start Extracted material

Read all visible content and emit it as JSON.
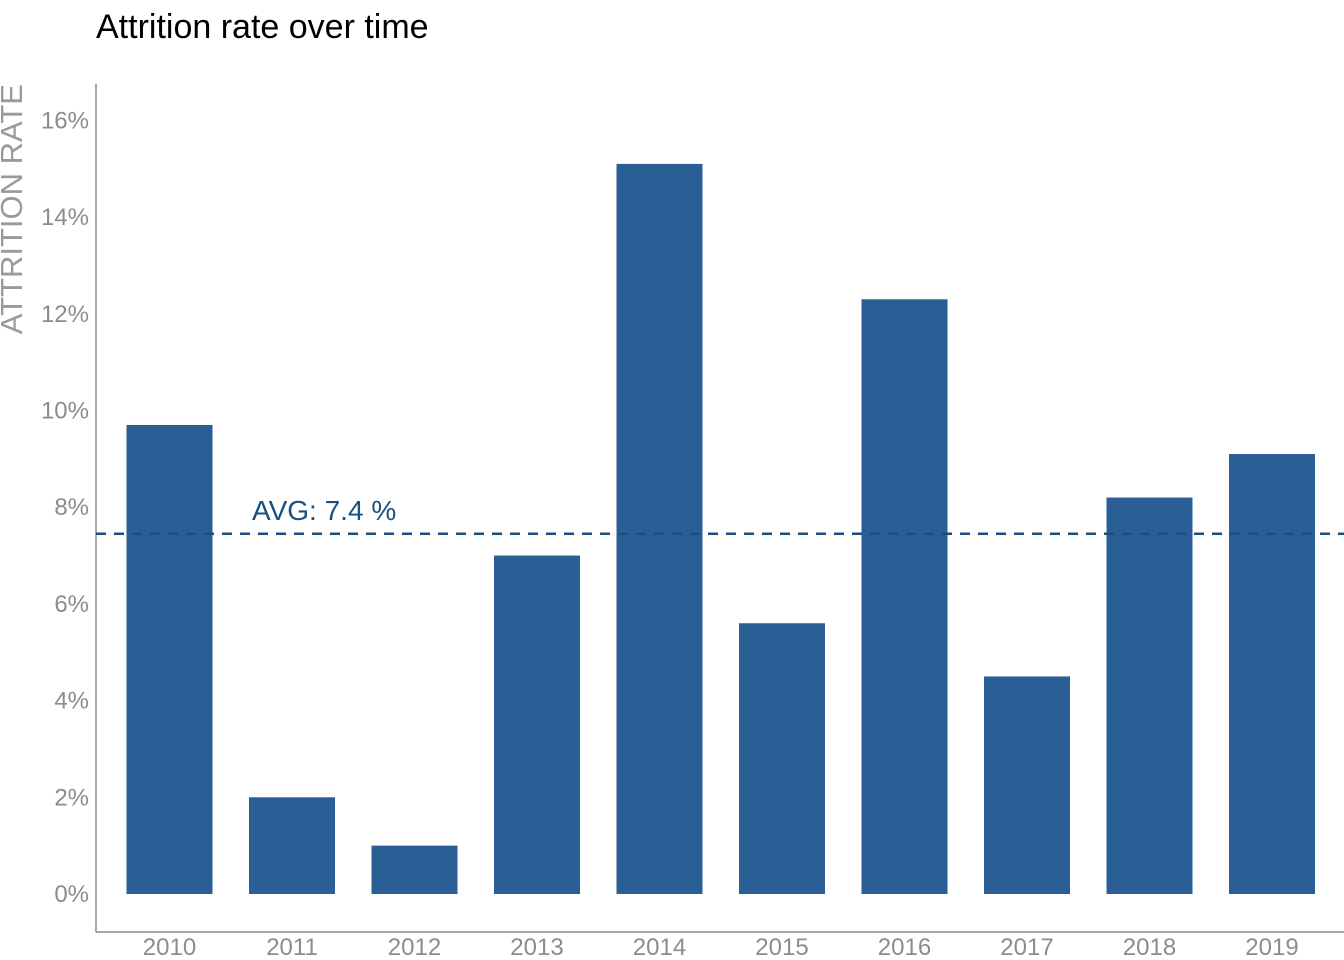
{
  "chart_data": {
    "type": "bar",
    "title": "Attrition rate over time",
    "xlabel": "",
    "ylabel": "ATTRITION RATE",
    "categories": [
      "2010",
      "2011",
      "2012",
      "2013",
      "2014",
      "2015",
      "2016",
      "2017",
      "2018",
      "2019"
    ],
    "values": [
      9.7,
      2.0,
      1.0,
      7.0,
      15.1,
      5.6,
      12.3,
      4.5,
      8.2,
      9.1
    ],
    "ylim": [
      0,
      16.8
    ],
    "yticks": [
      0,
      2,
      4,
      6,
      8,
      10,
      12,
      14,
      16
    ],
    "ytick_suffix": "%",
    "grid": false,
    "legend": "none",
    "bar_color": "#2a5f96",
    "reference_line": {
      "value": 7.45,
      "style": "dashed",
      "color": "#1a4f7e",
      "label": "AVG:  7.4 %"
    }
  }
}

end Extracted material
start Extracted material

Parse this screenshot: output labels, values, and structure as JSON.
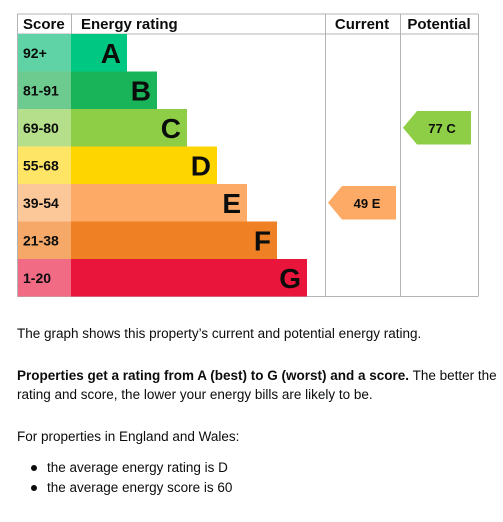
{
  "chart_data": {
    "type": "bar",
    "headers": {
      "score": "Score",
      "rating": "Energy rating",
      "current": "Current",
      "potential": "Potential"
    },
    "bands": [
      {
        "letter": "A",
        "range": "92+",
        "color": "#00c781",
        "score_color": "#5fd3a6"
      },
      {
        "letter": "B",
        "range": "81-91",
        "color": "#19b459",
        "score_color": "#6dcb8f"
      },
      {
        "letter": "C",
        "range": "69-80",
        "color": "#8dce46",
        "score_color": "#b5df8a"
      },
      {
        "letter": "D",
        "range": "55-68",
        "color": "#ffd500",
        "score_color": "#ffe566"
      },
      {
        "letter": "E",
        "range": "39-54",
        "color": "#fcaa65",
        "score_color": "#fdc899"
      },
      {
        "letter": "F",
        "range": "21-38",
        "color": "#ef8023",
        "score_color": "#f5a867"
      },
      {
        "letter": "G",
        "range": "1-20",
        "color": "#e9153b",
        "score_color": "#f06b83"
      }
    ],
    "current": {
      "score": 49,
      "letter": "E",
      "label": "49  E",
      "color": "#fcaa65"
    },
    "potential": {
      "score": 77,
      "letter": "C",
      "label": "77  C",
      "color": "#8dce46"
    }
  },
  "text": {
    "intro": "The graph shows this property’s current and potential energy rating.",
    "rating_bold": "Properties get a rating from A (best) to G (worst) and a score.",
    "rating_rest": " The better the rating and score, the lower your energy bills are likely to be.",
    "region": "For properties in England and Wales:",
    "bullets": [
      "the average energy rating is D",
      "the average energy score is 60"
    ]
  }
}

end Extracted material

What you will do> List each line of the entries that holds the string "range".

In response>
        "range": "92+",
        "range": "81-91",
        "range": "69-80",
        "range": "55-68",
        "range": "39-54",
        "range": "21-38",
        "range": "1-20",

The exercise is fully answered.